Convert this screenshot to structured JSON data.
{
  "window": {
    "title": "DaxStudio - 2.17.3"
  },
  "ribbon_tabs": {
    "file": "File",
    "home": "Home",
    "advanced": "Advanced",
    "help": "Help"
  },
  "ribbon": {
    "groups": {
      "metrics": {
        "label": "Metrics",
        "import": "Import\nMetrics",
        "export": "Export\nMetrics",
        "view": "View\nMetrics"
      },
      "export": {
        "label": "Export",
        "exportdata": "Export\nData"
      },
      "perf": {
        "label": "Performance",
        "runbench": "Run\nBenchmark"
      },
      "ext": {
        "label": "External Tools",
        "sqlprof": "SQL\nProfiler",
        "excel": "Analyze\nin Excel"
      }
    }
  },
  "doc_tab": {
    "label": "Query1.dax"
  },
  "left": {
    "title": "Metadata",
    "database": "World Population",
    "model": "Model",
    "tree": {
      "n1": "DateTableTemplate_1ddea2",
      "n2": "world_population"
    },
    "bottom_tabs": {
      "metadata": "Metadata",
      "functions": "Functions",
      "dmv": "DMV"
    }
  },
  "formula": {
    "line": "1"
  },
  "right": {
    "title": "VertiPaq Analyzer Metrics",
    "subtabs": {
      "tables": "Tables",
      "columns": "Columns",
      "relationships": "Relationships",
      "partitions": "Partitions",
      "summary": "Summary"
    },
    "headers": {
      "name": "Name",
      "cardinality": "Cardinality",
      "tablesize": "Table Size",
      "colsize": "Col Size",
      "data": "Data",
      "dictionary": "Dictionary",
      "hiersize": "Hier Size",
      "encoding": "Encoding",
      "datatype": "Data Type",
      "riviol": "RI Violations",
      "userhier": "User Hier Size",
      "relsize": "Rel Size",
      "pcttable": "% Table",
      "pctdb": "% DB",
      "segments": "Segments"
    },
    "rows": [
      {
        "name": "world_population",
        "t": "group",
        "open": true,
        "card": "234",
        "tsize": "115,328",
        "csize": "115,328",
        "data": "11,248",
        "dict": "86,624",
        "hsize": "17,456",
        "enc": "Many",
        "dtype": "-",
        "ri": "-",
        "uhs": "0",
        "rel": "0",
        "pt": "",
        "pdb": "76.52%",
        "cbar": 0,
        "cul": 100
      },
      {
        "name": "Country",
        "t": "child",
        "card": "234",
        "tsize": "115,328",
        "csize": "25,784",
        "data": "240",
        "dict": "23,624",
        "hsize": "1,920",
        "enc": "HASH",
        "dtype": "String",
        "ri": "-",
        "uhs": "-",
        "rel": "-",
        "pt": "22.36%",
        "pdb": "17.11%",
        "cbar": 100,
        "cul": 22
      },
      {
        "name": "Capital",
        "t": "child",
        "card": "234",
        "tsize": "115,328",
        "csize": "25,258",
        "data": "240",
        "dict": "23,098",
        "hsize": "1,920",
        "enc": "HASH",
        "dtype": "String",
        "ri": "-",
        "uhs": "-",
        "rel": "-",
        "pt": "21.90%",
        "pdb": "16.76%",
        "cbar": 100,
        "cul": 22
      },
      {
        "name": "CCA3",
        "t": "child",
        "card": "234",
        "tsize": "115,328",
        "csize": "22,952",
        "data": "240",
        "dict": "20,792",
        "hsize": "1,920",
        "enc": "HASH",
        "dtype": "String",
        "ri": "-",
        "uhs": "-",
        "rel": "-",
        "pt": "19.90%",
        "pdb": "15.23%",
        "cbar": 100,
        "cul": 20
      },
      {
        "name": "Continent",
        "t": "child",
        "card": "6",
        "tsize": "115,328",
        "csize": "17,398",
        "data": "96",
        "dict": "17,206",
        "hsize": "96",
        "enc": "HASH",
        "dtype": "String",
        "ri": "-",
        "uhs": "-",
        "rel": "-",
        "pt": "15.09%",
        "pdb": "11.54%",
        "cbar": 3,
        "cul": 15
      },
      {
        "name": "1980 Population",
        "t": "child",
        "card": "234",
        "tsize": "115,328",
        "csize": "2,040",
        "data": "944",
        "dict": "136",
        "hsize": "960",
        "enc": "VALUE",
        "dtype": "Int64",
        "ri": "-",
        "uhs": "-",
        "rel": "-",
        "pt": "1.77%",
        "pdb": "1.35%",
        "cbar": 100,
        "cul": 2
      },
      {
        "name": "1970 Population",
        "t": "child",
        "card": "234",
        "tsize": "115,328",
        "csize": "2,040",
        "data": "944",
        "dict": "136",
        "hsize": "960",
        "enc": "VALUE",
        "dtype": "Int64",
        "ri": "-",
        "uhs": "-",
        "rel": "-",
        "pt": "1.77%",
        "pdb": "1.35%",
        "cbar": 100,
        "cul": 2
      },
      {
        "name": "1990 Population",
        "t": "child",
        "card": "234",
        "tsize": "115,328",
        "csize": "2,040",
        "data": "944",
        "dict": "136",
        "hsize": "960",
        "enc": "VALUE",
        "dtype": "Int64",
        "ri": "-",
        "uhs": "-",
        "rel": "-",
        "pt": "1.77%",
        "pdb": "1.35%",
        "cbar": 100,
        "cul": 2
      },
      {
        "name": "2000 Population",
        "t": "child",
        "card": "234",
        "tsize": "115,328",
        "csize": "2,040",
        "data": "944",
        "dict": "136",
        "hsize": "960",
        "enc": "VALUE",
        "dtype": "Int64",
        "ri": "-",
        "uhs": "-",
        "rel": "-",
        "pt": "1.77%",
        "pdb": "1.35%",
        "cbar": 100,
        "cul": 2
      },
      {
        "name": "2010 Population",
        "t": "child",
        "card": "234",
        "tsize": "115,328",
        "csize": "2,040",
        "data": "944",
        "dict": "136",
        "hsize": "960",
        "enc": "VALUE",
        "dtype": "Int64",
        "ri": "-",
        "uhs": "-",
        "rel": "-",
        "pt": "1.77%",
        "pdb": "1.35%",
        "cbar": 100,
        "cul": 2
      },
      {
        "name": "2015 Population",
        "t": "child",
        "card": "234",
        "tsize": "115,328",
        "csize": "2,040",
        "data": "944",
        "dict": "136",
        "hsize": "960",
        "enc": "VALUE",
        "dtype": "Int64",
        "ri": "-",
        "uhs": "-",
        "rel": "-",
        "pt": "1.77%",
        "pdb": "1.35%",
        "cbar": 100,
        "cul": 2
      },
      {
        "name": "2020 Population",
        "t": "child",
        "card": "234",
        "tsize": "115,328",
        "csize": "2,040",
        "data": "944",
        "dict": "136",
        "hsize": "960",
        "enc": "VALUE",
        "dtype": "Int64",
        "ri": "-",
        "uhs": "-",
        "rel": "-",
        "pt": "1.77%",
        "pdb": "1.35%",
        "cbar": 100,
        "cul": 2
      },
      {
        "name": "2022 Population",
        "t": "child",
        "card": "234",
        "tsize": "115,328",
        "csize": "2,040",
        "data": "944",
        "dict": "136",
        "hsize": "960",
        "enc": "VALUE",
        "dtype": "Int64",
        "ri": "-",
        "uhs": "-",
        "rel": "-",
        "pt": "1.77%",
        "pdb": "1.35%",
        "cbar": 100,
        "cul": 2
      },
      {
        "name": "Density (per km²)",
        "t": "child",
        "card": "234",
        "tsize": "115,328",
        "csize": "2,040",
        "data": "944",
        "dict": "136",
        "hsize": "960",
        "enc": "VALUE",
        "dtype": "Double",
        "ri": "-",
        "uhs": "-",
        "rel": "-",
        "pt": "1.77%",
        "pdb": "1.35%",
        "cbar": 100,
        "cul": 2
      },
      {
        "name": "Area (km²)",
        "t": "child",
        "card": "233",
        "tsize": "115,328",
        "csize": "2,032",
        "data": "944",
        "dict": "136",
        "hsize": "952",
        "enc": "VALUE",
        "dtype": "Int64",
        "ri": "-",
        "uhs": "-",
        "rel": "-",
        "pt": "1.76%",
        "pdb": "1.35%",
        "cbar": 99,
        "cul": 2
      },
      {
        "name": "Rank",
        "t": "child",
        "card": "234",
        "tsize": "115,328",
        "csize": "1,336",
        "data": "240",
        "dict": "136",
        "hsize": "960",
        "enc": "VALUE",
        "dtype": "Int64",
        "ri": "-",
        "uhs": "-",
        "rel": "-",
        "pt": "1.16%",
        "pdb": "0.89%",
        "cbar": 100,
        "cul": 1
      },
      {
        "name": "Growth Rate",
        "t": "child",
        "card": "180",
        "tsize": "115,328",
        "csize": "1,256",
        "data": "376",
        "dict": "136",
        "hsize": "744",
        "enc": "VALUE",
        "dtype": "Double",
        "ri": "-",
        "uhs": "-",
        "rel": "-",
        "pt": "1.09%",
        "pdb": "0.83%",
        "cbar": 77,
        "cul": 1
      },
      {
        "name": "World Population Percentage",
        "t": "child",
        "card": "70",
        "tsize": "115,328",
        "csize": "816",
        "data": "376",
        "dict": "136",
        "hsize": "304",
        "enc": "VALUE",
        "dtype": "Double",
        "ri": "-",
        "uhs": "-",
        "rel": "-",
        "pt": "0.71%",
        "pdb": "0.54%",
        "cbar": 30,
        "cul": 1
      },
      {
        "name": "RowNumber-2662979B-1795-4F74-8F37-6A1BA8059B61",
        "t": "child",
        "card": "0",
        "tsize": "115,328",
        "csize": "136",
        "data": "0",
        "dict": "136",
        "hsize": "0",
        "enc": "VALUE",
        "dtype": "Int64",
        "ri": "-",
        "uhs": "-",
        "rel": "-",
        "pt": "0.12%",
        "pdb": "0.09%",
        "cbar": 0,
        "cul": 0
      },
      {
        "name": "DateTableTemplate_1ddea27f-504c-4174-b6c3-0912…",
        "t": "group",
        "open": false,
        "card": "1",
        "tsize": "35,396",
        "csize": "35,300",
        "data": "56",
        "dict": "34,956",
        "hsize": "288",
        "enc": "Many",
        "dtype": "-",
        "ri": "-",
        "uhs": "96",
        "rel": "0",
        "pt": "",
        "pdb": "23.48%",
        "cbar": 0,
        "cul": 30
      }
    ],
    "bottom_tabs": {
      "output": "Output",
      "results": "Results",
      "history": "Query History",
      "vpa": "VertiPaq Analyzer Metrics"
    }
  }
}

::::::::

Reproduce every line of the listing above in which the string "label" appears.

        "label": "Metrics",
        "label": "Export",
        "label": "Performance",
        "label": "External Tools",
    "label": "Query1.dax"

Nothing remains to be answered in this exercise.